Supplied records ::
____
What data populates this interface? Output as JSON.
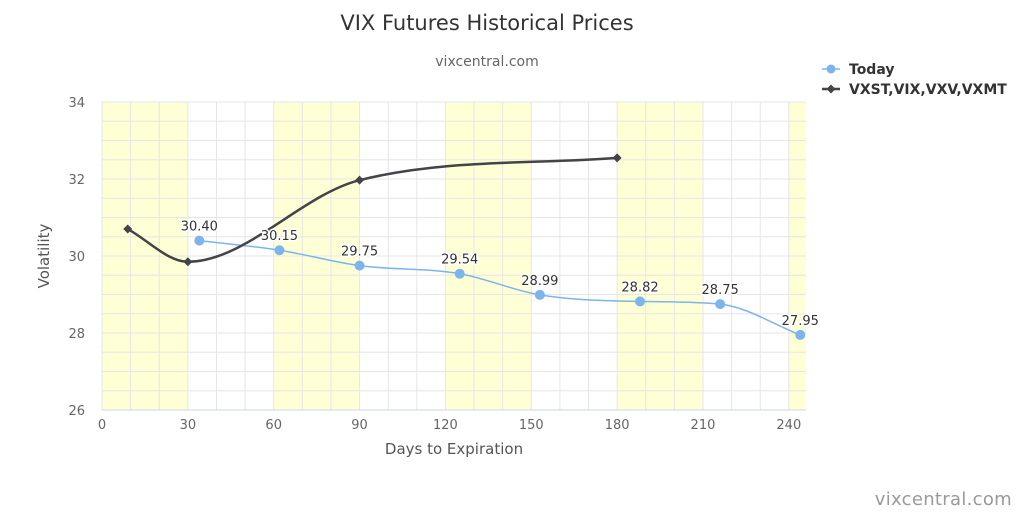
{
  "title": "VIX Futures Historical Prices",
  "subtitle": "vixcentral.com",
  "credit": "vixcentral.com",
  "colors": {
    "band": "#ffffd5",
    "today": "#7cb5ec",
    "term": "#434348",
    "grid": "#e6e6e6",
    "axis_text": "#666666",
    "title_text": "#333333"
  },
  "chart_data": {
    "type": "line",
    "xlabel": "Days to Expiration",
    "ylabel": "Volatility",
    "xlim": [
      0,
      246
    ],
    "ylim": [
      26,
      34
    ],
    "x_ticks": [
      "0",
      "30",
      "60",
      "90",
      "120",
      "150",
      "180",
      "210",
      "240"
    ],
    "y_ticks": [
      "26",
      "28",
      "30",
      "32",
      "34"
    ],
    "bands": [
      [
        0,
        30
      ],
      [
        60,
        90
      ],
      [
        120,
        150
      ],
      [
        180,
        210
      ],
      [
        240,
        246
      ]
    ],
    "grid": true,
    "legend_position": "top-right",
    "series": [
      {
        "name": "Today",
        "marker": "circle",
        "x": [
          34,
          62,
          90,
          125,
          153,
          188,
          216,
          244
        ],
        "y": [
          30.4,
          30.15,
          29.75,
          29.54,
          28.99,
          28.82,
          28.75,
          27.95
        ],
        "labels": [
          "30.40",
          "30.15",
          "29.75",
          "29.54",
          "28.99",
          "28.82",
          "28.75",
          "27.95"
        ]
      },
      {
        "name": "VXST,VIX,VXV,VXMT",
        "marker": "diamond",
        "x": [
          9,
          30,
          90,
          180
        ],
        "y": [
          30.7,
          29.85,
          31.97,
          32.55
        ]
      }
    ]
  }
}
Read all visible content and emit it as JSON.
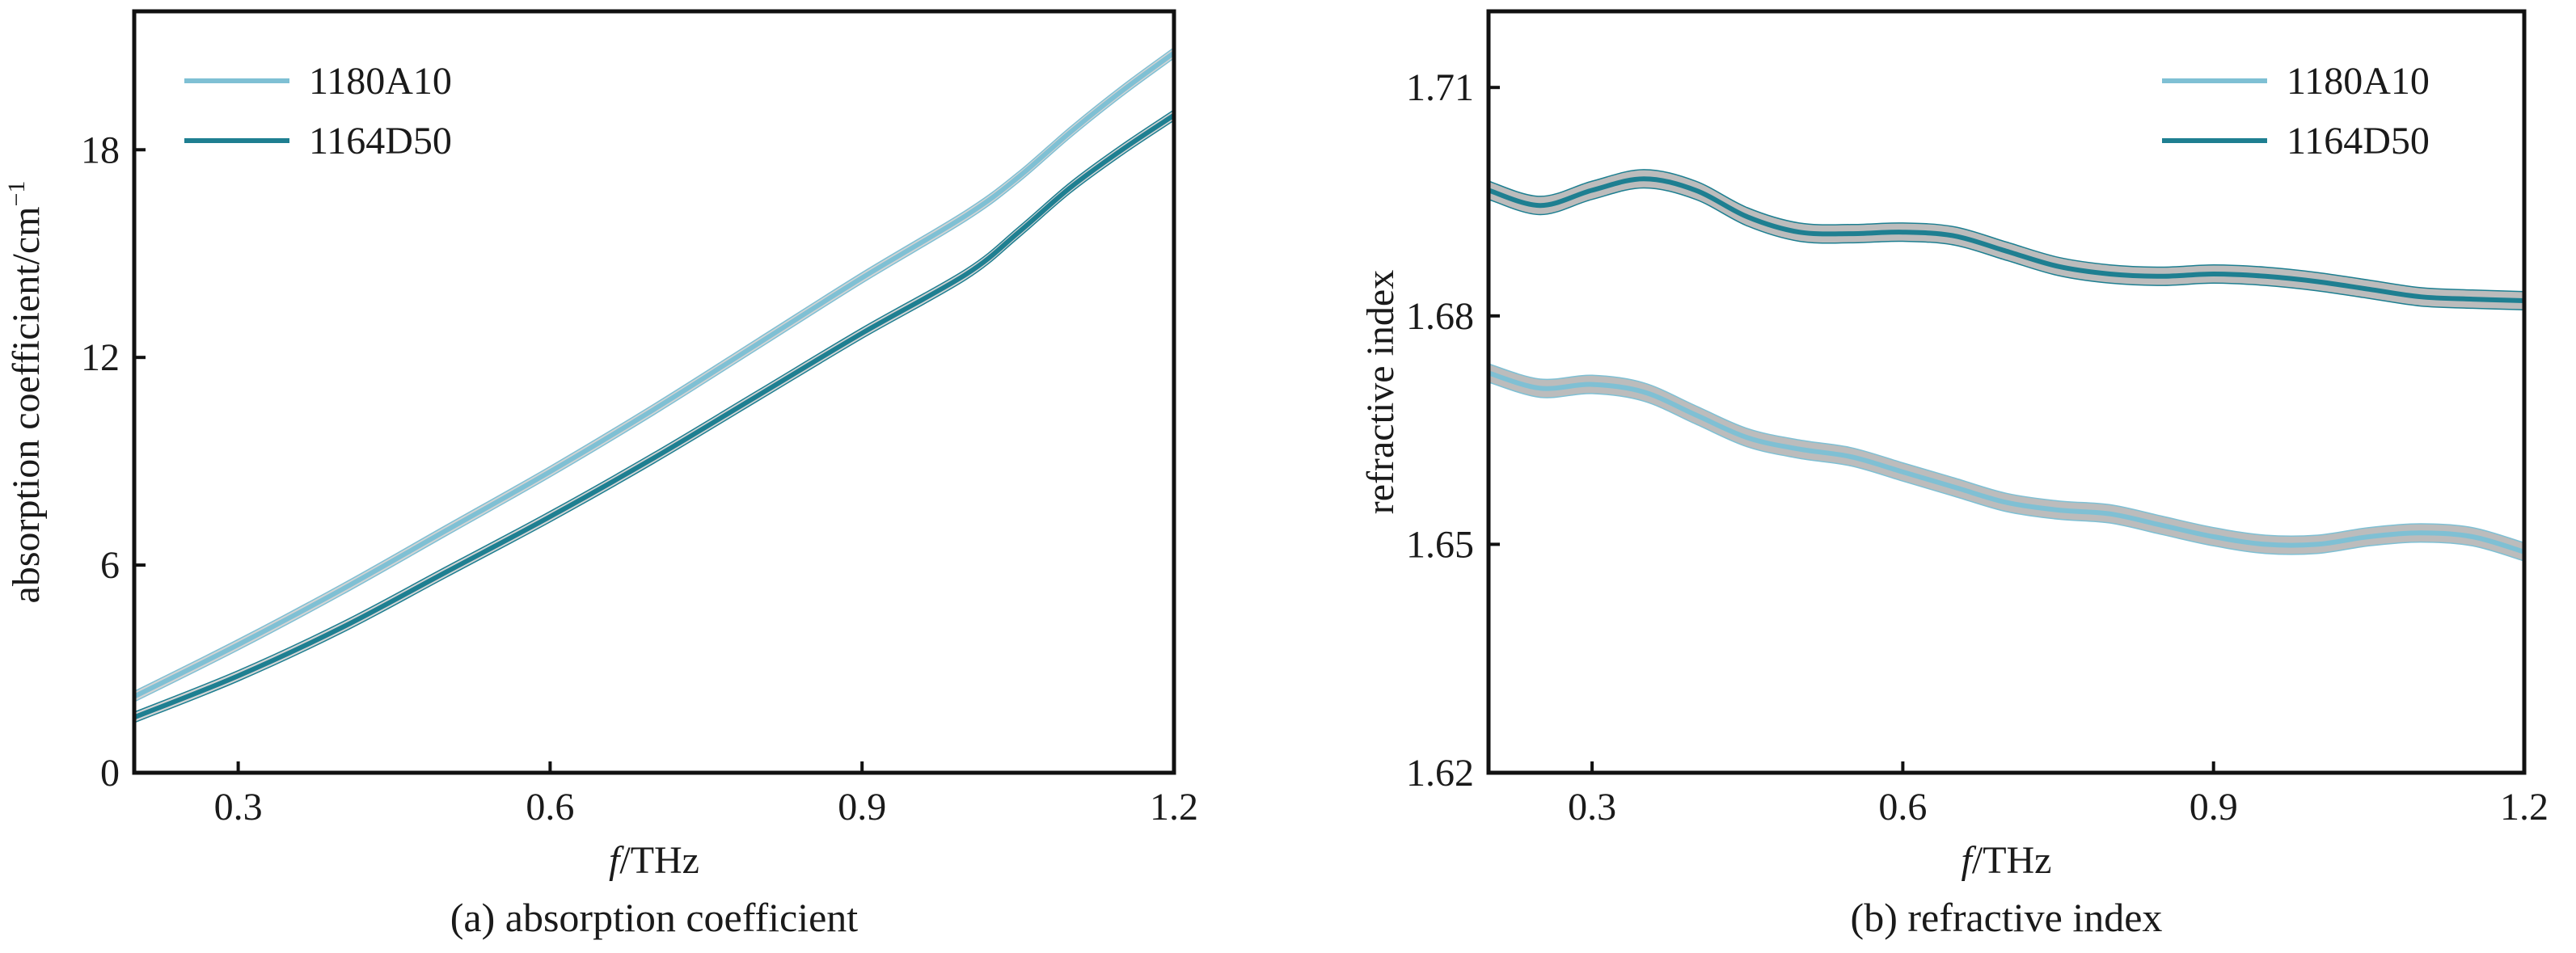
{
  "chart_data": [
    {
      "type": "line",
      "caption": "(a) absorption coefficient",
      "xlabel_italic": "f",
      "xlabel_rest": "/THz",
      "ylabel": "absorption coefficient/cm",
      "ylabel_sup": "−1",
      "xlim": [
        0.2,
        1.2
      ],
      "ylim": [
        0,
        22
      ],
      "xticks": [
        0.3,
        0.6,
        0.9,
        1.2
      ],
      "xtick_labels": [
        "0.3",
        "0.6",
        "0.9",
        "1.2"
      ],
      "yticks": [
        0,
        6,
        12,
        18
      ],
      "ytick_labels": [
        "0",
        "6",
        "12",
        "18"
      ],
      "legend_position": "top-left",
      "grid": false,
      "series": [
        {
          "name": "1180A10",
          "color": "#7fc0d4",
          "x": [
            0.2,
            0.3,
            0.4,
            0.5,
            0.6,
            0.7,
            0.8,
            0.9,
            1.0,
            1.05,
            1.1,
            1.15,
            1.2
          ],
          "y": [
            2.2,
            3.7,
            5.3,
            7.0,
            8.7,
            10.5,
            12.4,
            14.3,
            16.1,
            17.2,
            18.5,
            19.7,
            20.8
          ],
          "band": 0.15
        },
        {
          "name": "1164D50",
          "color": "#1e7f91",
          "x": [
            0.2,
            0.3,
            0.4,
            0.5,
            0.6,
            0.7,
            0.8,
            0.9,
            1.0,
            1.05,
            1.1,
            1.15,
            1.2
          ],
          "y": [
            1.6,
            2.8,
            4.2,
            5.8,
            7.4,
            9.1,
            10.9,
            12.7,
            14.4,
            15.6,
            16.9,
            18.0,
            19.0
          ],
          "band": 0.15
        }
      ]
    },
    {
      "type": "line",
      "caption": "(b) refractive index",
      "xlabel_italic": "f",
      "xlabel_rest": "/THz",
      "ylabel": "refractive index",
      "xlim": [
        0.2,
        1.2
      ],
      "ylim": [
        1.62,
        1.72
      ],
      "xticks": [
        0.3,
        0.6,
        0.9,
        1.2
      ],
      "xtick_labels": [
        "0.3",
        "0.6",
        "0.9",
        "1.2"
      ],
      "yticks": [
        1.62,
        1.65,
        1.68,
        1.71
      ],
      "ytick_labels": [
        "1.62",
        "1.65",
        "1.68",
        "1.71"
      ],
      "legend_position": "top-right",
      "grid": false,
      "series": [
        {
          "name": "1180A10",
          "color": "#7fc0d4",
          "x": [
            0.2,
            0.25,
            0.3,
            0.35,
            0.4,
            0.45,
            0.5,
            0.55,
            0.6,
            0.65,
            0.7,
            0.75,
            0.8,
            0.85,
            0.9,
            0.95,
            1.0,
            1.05,
            1.1,
            1.15,
            1.2
          ],
          "y": [
            1.6725,
            1.6705,
            1.671,
            1.67,
            1.667,
            1.664,
            1.6625,
            1.6615,
            1.6595,
            1.6575,
            1.6555,
            1.6545,
            1.654,
            1.6525,
            1.651,
            1.65,
            1.65,
            1.651,
            1.6515,
            1.651,
            1.649
          ],
          "band": 0.0012
        },
        {
          "name": "1164D50",
          "color": "#1e7f91",
          "x": [
            0.2,
            0.25,
            0.3,
            0.35,
            0.4,
            0.45,
            0.5,
            0.55,
            0.6,
            0.65,
            0.7,
            0.75,
            0.8,
            0.85,
            0.9,
            0.95,
            1.0,
            1.05,
            1.1,
            1.15,
            1.2
          ],
          "y": [
            1.6965,
            1.6945,
            1.6965,
            1.698,
            1.6965,
            1.693,
            1.691,
            1.6908,
            1.691,
            1.6905,
            1.6885,
            1.6865,
            1.6855,
            1.6852,
            1.6855,
            1.6852,
            1.6845,
            1.6835,
            1.6825,
            1.6822,
            1.682
          ],
          "band": 0.0012
        }
      ]
    }
  ]
}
____
Problem :: Each line that has the word "grid" should be copied.

Answer to this task ::
    "grid": "#e6e6e6",
    "grid": true,
      "grid": false,
      "grid": false,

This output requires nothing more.